(REQUIRED WORK):
Read the lines that follow and pick out every one containing the word "Sound".

(MATERIAL FOR THIS TASK):
/---

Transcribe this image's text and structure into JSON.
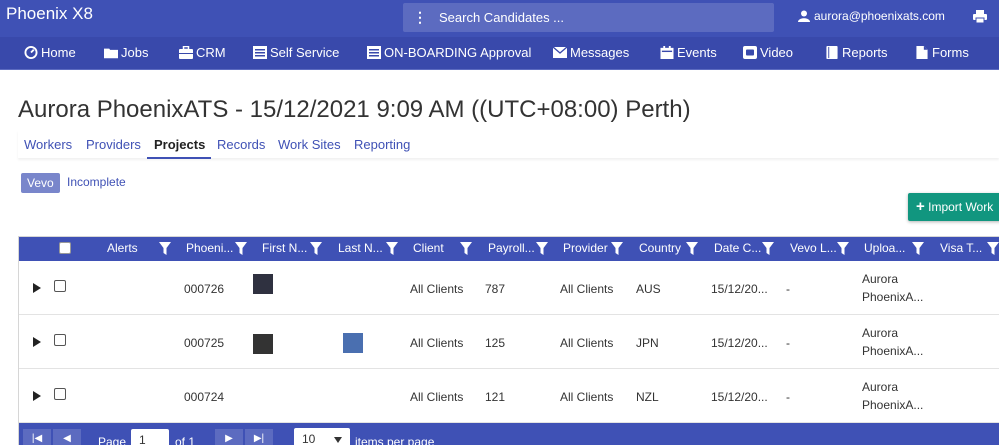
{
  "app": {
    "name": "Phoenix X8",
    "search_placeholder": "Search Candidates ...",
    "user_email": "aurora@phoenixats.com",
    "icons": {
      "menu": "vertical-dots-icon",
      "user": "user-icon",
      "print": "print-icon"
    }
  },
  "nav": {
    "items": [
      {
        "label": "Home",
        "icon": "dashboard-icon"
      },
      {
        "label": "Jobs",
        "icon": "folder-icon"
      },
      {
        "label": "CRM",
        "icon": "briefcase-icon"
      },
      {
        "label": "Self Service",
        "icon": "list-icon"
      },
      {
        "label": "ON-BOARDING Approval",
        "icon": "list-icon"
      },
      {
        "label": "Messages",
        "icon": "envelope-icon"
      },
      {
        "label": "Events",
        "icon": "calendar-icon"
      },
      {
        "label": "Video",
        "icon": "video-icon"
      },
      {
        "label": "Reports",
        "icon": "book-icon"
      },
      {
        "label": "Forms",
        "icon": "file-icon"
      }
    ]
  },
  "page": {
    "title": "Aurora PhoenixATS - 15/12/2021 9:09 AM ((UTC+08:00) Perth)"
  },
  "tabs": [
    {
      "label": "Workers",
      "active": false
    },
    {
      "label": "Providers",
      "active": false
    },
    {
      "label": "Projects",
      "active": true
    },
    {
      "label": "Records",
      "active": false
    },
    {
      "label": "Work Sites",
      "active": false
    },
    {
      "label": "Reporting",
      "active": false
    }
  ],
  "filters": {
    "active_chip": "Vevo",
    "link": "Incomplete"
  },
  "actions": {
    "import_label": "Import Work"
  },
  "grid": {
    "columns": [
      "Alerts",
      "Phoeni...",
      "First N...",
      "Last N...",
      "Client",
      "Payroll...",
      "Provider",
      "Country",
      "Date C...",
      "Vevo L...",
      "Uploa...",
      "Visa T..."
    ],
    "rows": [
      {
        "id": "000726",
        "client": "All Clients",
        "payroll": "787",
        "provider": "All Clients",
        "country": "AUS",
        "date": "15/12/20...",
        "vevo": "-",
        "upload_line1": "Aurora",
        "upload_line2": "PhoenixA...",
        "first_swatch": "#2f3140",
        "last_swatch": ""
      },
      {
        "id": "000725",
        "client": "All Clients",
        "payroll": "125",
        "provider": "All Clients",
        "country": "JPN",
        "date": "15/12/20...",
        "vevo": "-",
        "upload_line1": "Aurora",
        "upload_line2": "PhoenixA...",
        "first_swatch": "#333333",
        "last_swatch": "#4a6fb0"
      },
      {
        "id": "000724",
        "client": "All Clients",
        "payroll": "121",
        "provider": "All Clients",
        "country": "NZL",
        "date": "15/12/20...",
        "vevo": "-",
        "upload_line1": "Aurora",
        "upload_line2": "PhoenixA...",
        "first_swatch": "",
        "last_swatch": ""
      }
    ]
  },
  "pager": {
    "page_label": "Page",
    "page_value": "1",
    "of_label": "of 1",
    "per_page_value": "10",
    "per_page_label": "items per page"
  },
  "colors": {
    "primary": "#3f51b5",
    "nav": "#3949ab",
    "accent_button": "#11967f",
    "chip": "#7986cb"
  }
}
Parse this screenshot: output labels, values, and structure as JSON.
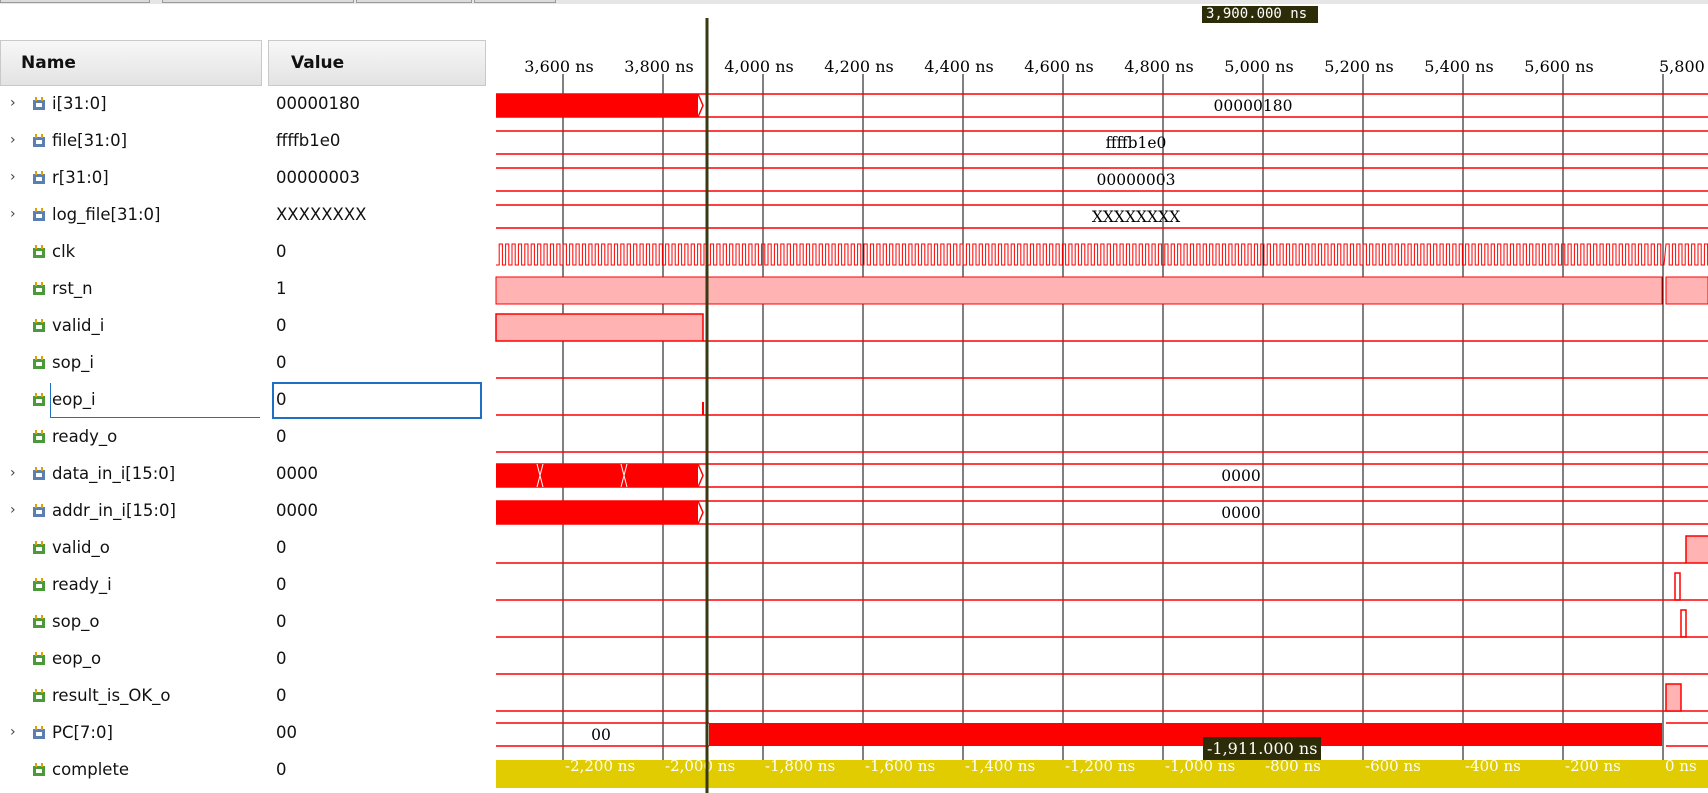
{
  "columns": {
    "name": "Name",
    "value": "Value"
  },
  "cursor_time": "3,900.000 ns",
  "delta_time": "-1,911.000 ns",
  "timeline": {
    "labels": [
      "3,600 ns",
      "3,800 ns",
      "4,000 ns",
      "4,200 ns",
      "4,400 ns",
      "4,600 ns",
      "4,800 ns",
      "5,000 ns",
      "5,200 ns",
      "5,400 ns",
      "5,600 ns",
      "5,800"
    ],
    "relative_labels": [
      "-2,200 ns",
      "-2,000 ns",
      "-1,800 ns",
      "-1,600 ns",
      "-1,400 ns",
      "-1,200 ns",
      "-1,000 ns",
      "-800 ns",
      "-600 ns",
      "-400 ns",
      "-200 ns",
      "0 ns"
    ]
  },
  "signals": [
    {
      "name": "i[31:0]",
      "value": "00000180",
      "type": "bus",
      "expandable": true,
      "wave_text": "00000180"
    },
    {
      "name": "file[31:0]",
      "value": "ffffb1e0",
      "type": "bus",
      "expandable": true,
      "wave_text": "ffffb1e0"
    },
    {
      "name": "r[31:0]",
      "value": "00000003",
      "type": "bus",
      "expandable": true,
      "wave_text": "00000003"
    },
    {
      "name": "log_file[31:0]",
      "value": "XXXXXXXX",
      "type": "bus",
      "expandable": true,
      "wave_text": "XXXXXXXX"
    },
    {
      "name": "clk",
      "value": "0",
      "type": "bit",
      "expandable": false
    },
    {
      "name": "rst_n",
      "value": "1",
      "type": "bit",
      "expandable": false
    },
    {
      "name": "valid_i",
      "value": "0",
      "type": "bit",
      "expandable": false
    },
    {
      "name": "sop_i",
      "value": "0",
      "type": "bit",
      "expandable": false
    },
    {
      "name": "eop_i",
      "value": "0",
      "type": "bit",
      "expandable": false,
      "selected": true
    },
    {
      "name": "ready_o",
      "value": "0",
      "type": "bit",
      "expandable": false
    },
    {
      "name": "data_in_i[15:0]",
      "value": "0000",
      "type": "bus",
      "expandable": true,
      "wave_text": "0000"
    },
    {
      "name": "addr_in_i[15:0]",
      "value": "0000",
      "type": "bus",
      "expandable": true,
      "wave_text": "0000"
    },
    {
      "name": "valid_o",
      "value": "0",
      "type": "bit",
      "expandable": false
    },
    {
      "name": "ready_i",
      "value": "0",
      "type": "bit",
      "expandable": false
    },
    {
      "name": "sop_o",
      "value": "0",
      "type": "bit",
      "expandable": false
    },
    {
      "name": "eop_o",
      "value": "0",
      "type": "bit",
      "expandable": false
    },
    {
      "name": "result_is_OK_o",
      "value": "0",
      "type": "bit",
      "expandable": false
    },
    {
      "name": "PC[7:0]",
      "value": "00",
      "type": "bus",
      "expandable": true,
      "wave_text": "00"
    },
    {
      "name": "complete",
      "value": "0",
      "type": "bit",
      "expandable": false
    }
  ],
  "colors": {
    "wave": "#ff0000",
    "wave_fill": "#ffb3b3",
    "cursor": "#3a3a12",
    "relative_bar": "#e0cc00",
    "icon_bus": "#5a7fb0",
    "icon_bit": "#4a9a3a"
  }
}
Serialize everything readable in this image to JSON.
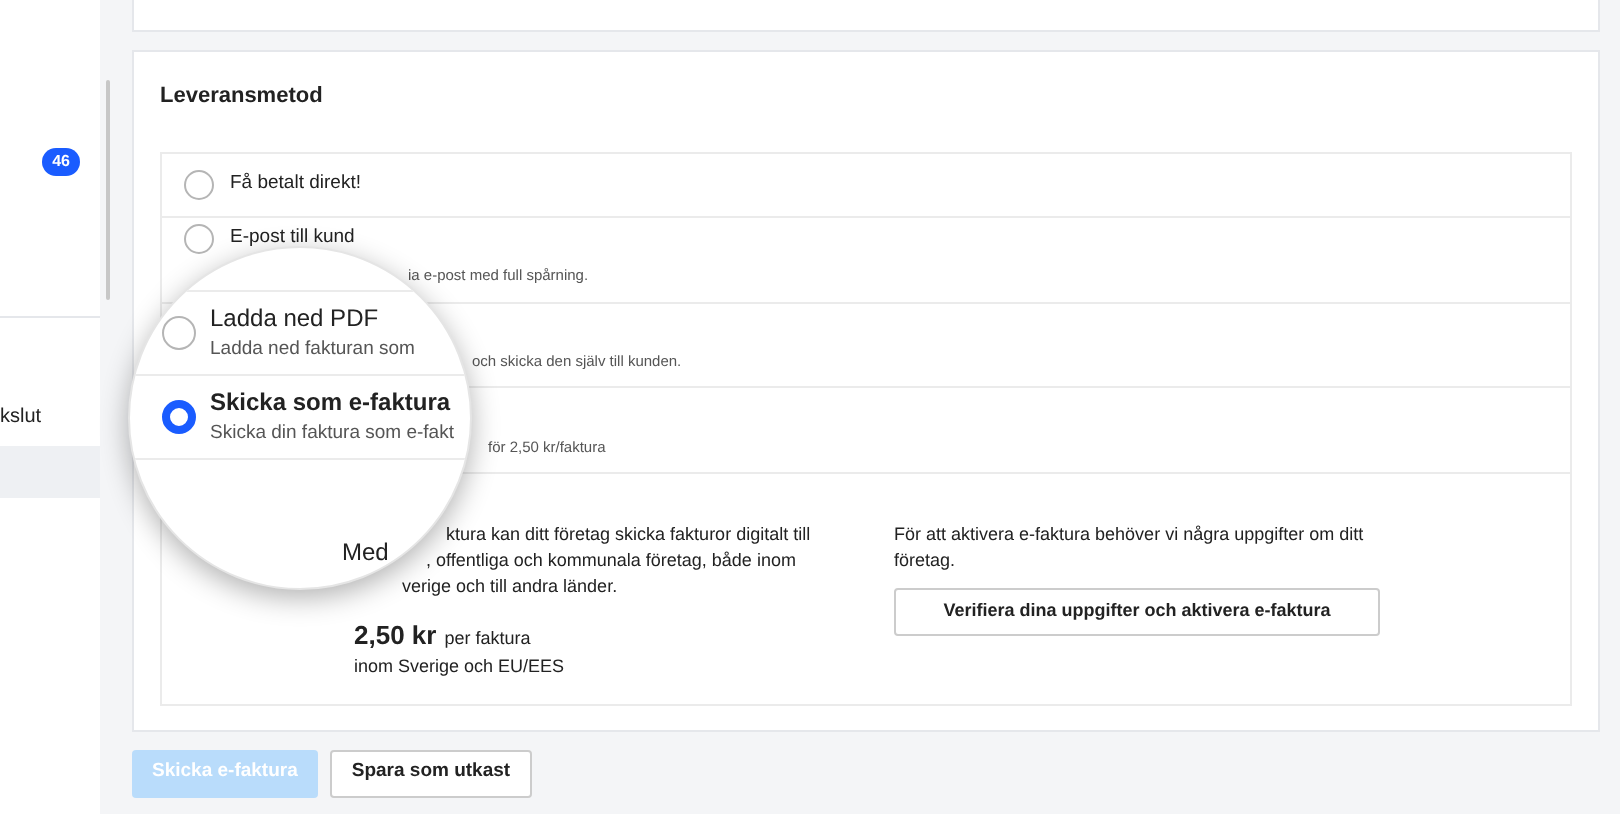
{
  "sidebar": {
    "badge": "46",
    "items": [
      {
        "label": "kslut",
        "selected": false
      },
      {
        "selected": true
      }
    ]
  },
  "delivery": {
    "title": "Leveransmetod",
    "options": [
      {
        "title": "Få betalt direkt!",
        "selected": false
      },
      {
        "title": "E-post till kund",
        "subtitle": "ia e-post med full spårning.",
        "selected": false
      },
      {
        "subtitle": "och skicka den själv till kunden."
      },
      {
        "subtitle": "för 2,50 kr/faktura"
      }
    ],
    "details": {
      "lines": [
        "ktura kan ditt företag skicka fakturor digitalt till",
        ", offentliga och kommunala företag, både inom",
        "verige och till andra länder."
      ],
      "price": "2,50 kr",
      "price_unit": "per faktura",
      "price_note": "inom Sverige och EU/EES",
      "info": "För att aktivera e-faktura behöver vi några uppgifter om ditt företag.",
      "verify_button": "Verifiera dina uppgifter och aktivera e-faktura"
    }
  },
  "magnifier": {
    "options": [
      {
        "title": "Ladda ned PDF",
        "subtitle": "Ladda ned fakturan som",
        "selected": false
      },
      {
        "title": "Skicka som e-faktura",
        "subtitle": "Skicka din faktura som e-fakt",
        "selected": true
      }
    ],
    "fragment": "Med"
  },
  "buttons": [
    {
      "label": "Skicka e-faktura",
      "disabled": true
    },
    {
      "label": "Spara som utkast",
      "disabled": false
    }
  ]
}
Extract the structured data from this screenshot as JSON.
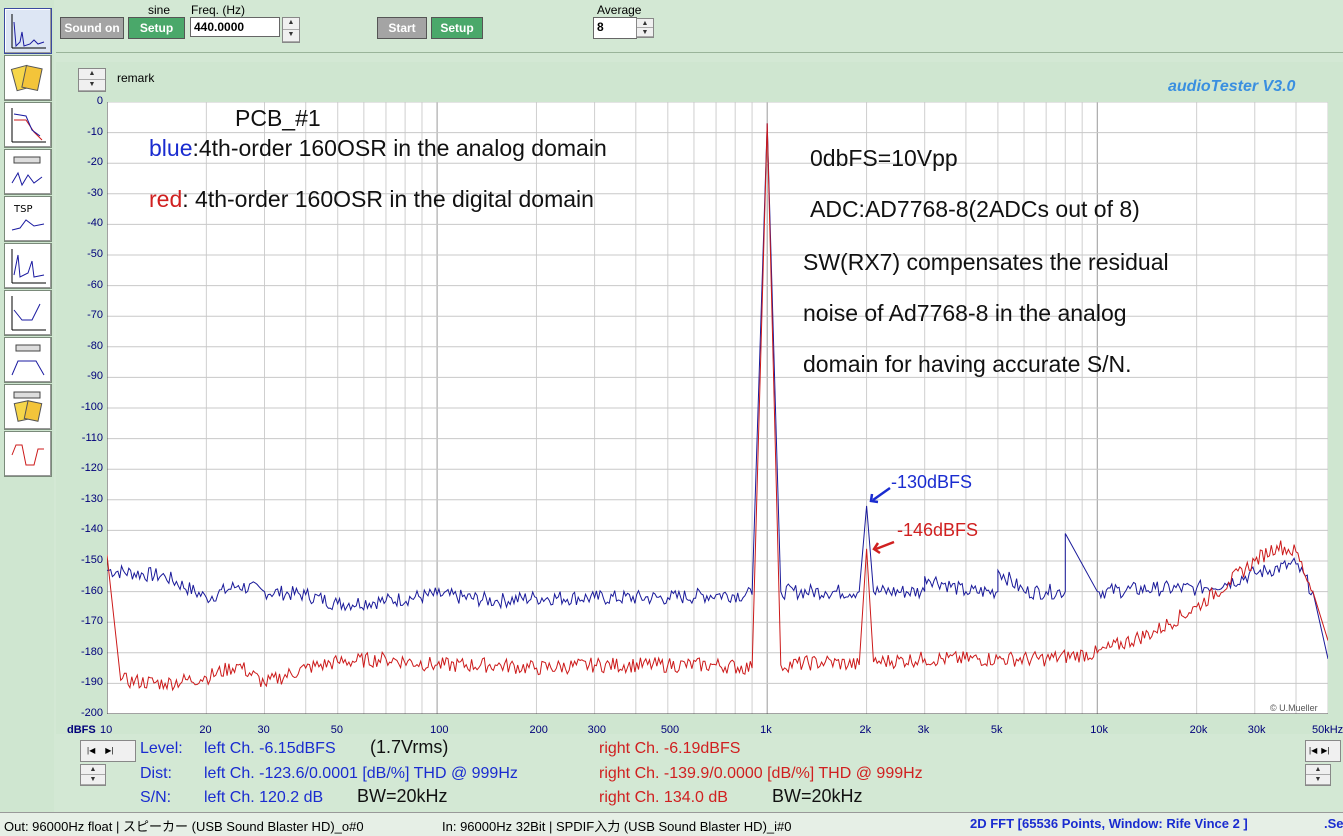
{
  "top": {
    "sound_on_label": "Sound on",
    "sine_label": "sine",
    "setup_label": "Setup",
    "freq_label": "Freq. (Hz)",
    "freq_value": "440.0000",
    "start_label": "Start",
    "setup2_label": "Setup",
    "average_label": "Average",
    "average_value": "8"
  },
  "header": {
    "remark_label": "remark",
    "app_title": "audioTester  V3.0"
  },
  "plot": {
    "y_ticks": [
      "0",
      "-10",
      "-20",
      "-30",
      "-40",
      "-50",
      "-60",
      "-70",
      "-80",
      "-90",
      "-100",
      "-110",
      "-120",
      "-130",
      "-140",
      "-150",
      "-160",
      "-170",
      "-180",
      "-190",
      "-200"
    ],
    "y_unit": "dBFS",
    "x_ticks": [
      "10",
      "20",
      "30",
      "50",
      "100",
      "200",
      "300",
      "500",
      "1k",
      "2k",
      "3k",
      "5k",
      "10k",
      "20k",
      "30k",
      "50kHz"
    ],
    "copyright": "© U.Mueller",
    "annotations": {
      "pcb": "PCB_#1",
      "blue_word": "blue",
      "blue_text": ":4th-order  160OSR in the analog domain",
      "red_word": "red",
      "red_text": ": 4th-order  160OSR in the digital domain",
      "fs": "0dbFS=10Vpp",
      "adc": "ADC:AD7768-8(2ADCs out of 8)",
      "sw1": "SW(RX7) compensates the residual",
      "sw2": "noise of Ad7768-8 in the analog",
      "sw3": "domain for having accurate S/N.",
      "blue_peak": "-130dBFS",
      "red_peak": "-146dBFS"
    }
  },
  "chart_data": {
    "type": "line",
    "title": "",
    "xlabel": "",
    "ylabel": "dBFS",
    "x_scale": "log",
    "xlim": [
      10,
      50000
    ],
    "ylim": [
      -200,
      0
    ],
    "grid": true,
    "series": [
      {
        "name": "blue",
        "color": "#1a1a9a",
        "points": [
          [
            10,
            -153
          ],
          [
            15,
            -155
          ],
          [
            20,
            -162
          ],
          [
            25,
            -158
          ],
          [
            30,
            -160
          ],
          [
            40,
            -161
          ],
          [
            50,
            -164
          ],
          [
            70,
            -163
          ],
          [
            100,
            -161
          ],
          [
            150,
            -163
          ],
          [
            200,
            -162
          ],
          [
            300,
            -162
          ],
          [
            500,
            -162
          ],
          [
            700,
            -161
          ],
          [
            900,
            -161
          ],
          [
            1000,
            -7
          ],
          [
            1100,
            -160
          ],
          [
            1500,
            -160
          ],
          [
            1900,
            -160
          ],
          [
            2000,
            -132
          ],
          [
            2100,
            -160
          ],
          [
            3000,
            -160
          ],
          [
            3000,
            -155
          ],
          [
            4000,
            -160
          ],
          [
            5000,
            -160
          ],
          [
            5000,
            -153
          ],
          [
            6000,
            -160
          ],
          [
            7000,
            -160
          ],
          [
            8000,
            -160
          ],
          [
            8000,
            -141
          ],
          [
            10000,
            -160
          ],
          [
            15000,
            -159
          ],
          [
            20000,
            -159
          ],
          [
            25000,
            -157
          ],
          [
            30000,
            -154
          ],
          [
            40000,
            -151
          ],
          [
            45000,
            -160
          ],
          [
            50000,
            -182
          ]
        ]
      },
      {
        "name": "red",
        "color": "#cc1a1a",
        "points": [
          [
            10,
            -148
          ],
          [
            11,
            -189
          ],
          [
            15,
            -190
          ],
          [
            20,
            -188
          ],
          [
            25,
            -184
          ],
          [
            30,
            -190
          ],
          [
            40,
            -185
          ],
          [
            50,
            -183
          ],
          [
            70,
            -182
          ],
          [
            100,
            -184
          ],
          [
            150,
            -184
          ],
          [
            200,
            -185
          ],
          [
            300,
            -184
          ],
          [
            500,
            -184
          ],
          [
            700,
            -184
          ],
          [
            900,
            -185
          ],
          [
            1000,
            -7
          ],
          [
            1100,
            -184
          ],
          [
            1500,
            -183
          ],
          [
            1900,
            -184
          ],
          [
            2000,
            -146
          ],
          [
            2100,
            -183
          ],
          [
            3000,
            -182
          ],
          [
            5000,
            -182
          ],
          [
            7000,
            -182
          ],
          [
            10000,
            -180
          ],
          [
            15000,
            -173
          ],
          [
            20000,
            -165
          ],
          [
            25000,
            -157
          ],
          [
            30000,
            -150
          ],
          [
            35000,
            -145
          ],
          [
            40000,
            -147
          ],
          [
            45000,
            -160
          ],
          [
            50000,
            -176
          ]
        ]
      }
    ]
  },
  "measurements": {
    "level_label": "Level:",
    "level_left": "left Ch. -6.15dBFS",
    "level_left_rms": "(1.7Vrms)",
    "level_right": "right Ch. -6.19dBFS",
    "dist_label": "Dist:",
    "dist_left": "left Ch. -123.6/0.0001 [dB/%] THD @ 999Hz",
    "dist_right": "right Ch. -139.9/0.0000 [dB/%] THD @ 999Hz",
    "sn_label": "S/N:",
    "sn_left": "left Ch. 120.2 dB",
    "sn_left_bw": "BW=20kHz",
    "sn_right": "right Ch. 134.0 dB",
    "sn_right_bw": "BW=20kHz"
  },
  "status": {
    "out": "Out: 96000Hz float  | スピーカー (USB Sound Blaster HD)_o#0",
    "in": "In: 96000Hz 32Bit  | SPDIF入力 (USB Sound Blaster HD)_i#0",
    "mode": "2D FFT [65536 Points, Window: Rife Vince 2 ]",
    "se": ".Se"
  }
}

\---

(PROBLEM SOLUTION):
    "sound_on_label": "Sound on",
    "out": "Out: 96000Hz float  | スピーカー (USB Sound Blaster HD)_o#0",
    "in": "In: 96000Hz 32Bit  | SPDIF入力 (USB Sound Blaster HD)_i#0",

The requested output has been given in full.